■ **Supplied material**:
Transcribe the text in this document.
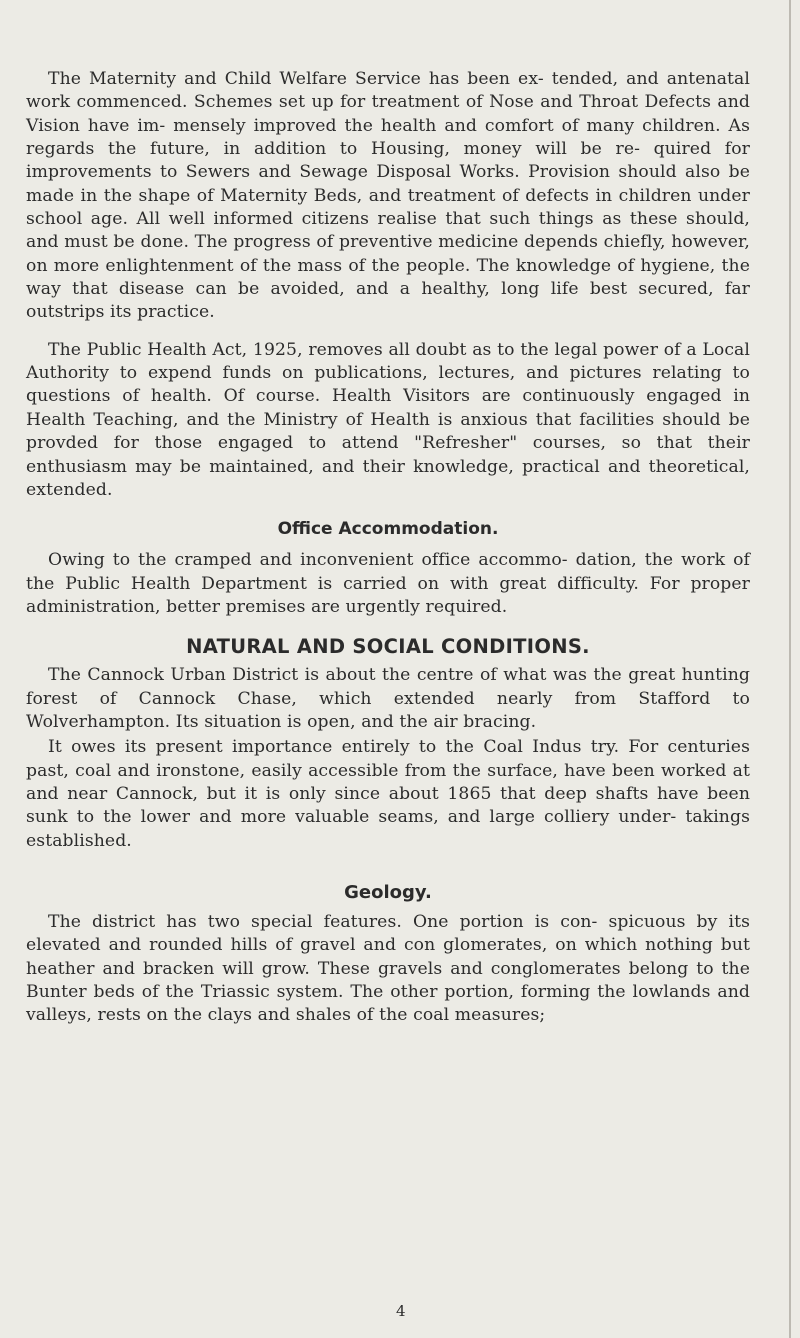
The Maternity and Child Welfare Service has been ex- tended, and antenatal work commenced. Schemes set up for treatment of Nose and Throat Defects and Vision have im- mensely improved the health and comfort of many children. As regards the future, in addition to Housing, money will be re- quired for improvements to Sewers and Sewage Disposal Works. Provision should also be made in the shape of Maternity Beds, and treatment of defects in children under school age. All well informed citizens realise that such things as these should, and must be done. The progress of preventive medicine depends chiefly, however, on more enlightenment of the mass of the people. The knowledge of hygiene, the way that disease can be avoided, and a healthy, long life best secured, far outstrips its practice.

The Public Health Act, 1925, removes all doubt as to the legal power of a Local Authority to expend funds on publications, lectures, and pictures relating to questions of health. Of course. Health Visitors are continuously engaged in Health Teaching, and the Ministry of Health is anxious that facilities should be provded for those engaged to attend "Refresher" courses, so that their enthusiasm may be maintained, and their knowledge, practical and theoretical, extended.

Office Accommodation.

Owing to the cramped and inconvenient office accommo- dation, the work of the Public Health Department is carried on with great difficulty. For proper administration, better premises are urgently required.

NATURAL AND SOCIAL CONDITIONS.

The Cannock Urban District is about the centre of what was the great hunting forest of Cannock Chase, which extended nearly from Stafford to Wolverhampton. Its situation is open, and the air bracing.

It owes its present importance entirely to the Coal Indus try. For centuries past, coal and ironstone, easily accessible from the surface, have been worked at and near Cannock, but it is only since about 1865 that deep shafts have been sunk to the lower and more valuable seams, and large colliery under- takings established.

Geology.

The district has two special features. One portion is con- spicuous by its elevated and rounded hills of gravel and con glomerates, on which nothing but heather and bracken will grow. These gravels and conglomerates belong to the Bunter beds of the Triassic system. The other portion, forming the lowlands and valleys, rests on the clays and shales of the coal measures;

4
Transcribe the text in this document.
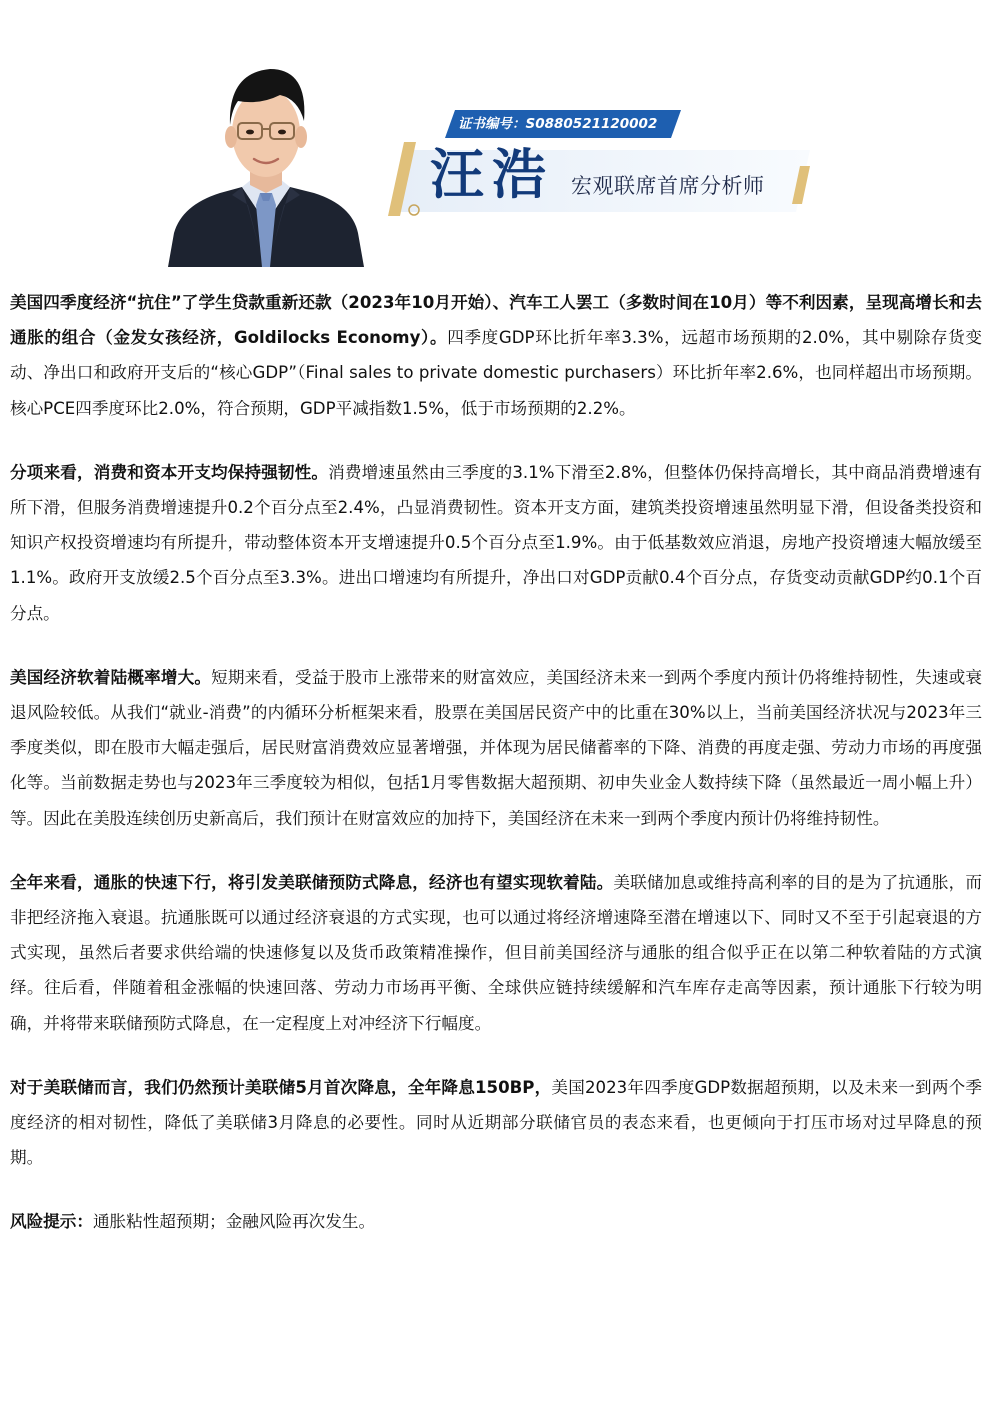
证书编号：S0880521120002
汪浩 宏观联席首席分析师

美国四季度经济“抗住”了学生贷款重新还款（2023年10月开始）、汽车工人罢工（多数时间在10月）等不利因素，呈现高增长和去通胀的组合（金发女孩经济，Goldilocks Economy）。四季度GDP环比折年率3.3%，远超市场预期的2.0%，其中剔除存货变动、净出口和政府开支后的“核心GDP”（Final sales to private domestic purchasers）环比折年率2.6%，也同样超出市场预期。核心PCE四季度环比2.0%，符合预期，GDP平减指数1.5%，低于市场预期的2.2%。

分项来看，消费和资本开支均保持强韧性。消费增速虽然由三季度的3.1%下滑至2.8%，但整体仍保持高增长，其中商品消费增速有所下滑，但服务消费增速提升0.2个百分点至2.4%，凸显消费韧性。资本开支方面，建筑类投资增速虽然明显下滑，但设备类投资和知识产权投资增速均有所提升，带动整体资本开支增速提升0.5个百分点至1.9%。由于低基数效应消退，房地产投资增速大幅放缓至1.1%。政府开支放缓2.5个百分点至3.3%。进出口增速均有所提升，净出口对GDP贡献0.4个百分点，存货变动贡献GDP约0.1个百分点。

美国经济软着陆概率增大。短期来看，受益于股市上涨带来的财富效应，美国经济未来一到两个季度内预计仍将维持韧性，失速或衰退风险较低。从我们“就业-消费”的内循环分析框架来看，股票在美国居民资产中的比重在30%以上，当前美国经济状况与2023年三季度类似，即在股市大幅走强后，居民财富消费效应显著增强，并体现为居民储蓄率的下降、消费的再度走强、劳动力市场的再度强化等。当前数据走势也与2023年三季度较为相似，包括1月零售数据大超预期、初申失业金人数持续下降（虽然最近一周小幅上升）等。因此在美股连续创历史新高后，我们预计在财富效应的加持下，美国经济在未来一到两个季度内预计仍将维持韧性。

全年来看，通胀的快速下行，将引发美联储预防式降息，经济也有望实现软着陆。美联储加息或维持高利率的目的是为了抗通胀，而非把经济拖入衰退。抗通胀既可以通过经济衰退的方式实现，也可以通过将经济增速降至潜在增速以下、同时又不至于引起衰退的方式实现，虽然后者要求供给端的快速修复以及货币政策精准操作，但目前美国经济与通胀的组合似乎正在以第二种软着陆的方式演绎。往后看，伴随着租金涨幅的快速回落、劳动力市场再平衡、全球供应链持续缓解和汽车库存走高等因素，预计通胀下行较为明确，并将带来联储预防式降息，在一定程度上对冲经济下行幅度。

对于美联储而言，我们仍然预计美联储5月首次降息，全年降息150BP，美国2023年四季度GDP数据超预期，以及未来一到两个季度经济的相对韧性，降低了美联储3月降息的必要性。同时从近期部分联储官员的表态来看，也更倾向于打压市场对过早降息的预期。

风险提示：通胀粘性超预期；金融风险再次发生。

■ **Written exercise**: In the entries above, find every line holding the word "from" and copy it out.

■ **Correct response**:
The Cannock Urban District is about the centre of what was the great hunting forest of Cannock Chase, which extended nearly from Stafford to Wolverhampton. Its situation is open, and the air bracing.
It owes its present importance entirely to the Coal Indus try. For centuries past, coal and ironstone, easily accessible from the surface, have been worked at and near Cannock, but it is only since about 1865 that deep shafts have been sunk to the lower and more valuable seams, and large colliery under- takings established.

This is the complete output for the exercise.